## WORK REQUIRED
Extract every line below that contains the word "责任部门".

Data extracted from a collection
***

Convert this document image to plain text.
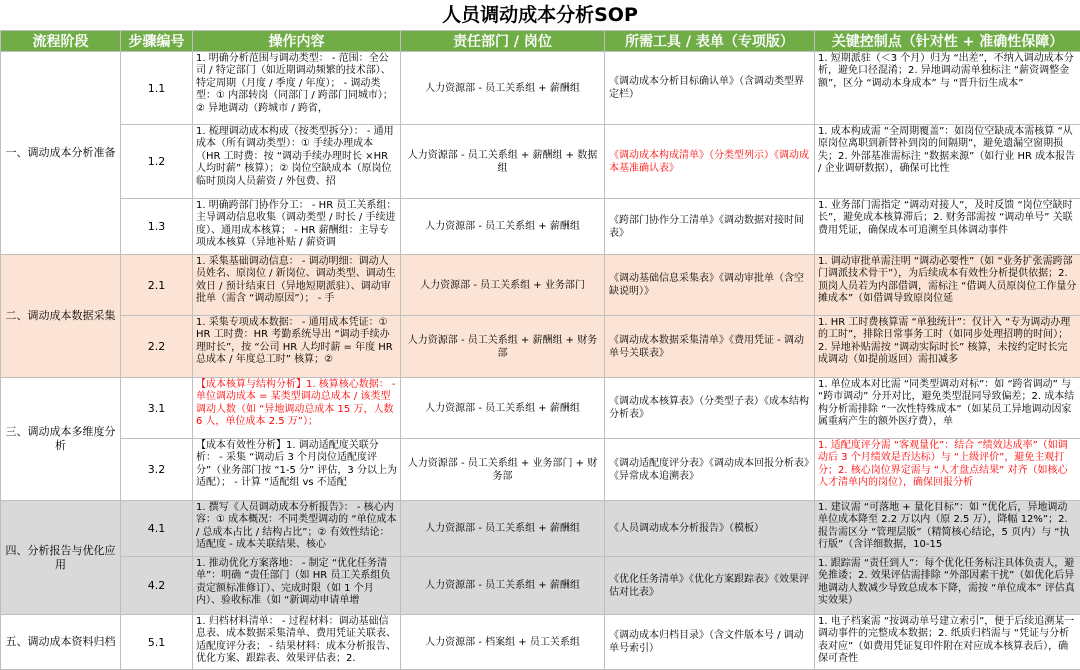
人员调动成本分析SOP
流程阶段	步骤编号	操作内容	责任部门 / 岗位	所需工具 / 表单（专项版）	关键控制点（针对性 + 准确性保障）
一、调动成本分析准备	1.1	1. 明确分析范围与调动类型： - 范围：全公司 / 特定部门（如近期调动频繁的技术部）、特定周期（月度 / 季度 / 年度）； - 调动类型：① 内部转岗（同部门 / 跨部门同城市）； ② 异地调动（跨城市 / 跨省，	人力资源部 - 员工关系组 + 薪酬组	《调动成本分析目标确认单》（含调动类型界定栏）	1. 短期派驻（＜3 个月）归为 “出差”，不纳入调动成本分析，避免口径混淆；2. 异地调动需单独标注 “薪资调整金额”，区分 “调动本身成本” 与 “晋升衍生成本”

	1.2	1. 梳理调动成本构成（按类型拆分）： - 通用成本（所有调动类型）：① 手续办理成本（HR 工时费：按 “调动手续办理时长 ×HR 人均时薪” 核算）；② 岗位空缺成本（原岗位临时顶岗人员薪资 / 外包费、招	人力资源部 - 员工关系组 + 薪酬组 + 数据组	《调动成本构成清单》（分类型列示）《调动成本基准确认表》	1. 成本构成需 “全周期覆盖”：如岗位空缺成本需核算 “从原岗位离职到新替补到岗的间隔期”，避免遗漏空窗期损失；2. 外部基准需标注 “数据来源”（如行业 HR 成本报告 / 企业调研数据），确保可比性

	1.3	1. 明确跨部门协作分工： - HR 员工关系组：主导调动信息收集（调动类型 / 时长 / 手续进度）、通用成本核算； - HR 薪酬组：主导专项成本核算（异地补贴 / 薪资调	人力资源部 - 员工关系组 + 薪酬组	《跨部门协作分工清单》《调动数据对接时间表》	1. 业务部门需指定 “调动对接人”，及时反馈 “岗位空缺时长”，避免成本核算滞后；2. 财务部需按 “调动单号” 关联费用凭证，确保成本可追溯至具体调动事件

二、调动成本数据采集	2.1	1. 采集基础调动信息： - 调动明细：调动人员姓名、原岗位 / 新岗位、调动类型、调动生效日 / 预计结束日（异地短期派驻）、调动审批单（需含 “调动原因”）； - 手	人力资源部 - 员工关系组 + 业务部门	《调动基础信息采集表》《调动审批单（含空缺说明）》	1. 调动审批单需注明 “调动必要性”（如 “业务扩张需跨部门调派技术骨干”），为后续成本有效性分析提供依据；2. 顶岗人员若为内部借调，需标注 “借调人员原岗位工作量分摊成本”（如借调导致原岗位延

	2.2	1. 采集专项成本数据： - 通用成本凭证：① HR 工时费：HR 考勤系统导出 “调动手续办理时长”，按 “公司 HR 人均时薪 = 年度 HR 总成本 / 年度总工时” 核算；②	人力资源部 - 员工关系组 + 薪酬组 + 财务部	《调动成本数据采集清单》《费用凭证 - 调动单号关联表》	1. HR 工时费核算需 “单独统计”：仅计入 “专为调动办理的工时”，排除日常事务工时（如同步处理招聘的时间）；2. 异地补贴需按 “调动实际时长” 核算，未按约定时长完成调动（如提前返回）需扣减多

三、调动成本多维度分析	3.1	【成本核算与结构分析】1. 核算核心数据： - 单位调动成本 = 某类型调动总成本 / 该类型调动人数（如 “异地调动总成本 15 万，人数 6 人，单位成本 2.5 万”）；	人力资源部 - 员工关系组 + 薪酬组	《调动成本核算表》（分类型子表）《成本结构分析表》	1. 单位成本对比需 “同类型调动对标”：如 “跨省调动” 与 “跨市调动” 分开对比，避免类型混同导致偏差；2. 成本结构分析需排除 “一次性特殊成本”（如某员工异地调动因家属重病产生的额外医疗费），单

	3.2	【成本有效性分析】1. 调动适配度关联分析： - 采集 “调动后 3 个月岗位适配度评分”（业务部门按 “1-5 分” 评估，3 分以上为适配）； - 计算 “适配组 vs 不适配	人力资源部 - 员工关系组 + 业务部门 + 财务部	《调动适配度评分表》《调动成本回报分析表》《异常成本追溯表》	1. 适配度评分需 “客观量化”：结合 “绩效达成率”（如调动后 3 个月绩效是否达标）与 “上级评价”，避免主观打分；2. 核心岗位界定需与 “人才盘点结果” 对齐（如核心人才清单内的岗位），确保回报分析

四、分析报告与优化应用	4.1	1. 撰写《人员调动成本分析报告》： - 核心内容：① 成本概况：不同类型调动的 “单位成本 / 总成本占比 / 结构占比”；② 有效性结论：适配度 - 成本关联结果、核心	人力资源部 - 员工关系组 + 薪酬组	《人员调动成本分析报告》（模板）	1. 建议需 “可落地 + 量化目标”：如 “优化后，异地调动单位成本降至 2.2 万以内（原 2.5 万），降幅 12%”；2. 报告需区分 “管理层版”（精简核心结论，5 页内）与 “执行版”（含详细数据，10-15

	4.2	1. 推动优化方案落地： - 制定 “优化任务清单”：明确 “责任部门（如 HR 员工关系组负责定额标准修订）、完成时限（如 1 个月内）、验收标准（如 “新调动申请单增	人力资源部 - 员工关系组 + 薪酬组	《优化任务清单》《优化方案跟踪表》《效果评估对比表》	1. 跟踪需 “责任到人”：每个优化任务标注具体负责人，避免推诿；2. 效果评估需排除 “外部因素干扰”（如优化后异地调动人数减少导致总成本下降，需按 “单位成本” 评估真实效果）

五、调动成本资料归档	5.1	1. 归档材料清单： - 过程材料：调动基础信息表、成本数据采集清单、费用凭证关联表、适配度评分表； - 结果材料：成本分析报告、优化方案、跟踪表、效果评估表；2.	人力资源部 - 档案组 + 员工关系组	《调动成本归档目录》（含文件版本号 / 调动单号索引）	1. 电子档案需 “按调动单号建立索引”，便于后续追溯某一调动事件的完整成本数据；2. 纸质归档需与 “凭证与分析表对应”（如费用凭证复印件附在对应成本核算表后），确保可查性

***

## COMPLETE OUTPUT
流程阶段	步骤编号	操作内容	责任部门 / 岗位	所需工具 / 表单（专项版）	关键控制点（针对性 + 准确性保障）
	4.2	1. 推动优化方案落地： - 制定 “优化任务清单”：明确 “责任部门（如 HR 员工关系组负责定额标准修订）、完成时限（如 1 个月内）、验收标准（如 “新调动申请单增	人力资源部 - 员工关系组 + 薪酬组	《优化任务清单》《优化方案跟踪表》《效果评估对比表》	1. 跟踪需 “责任到人”：每个优化任务标注具体负责人，避免推诿；2. 效果评估需排除 “外部因素干扰”（如优化后异地调动人数减少导致总成本下降，需按 “单位成本” 评估真实效果）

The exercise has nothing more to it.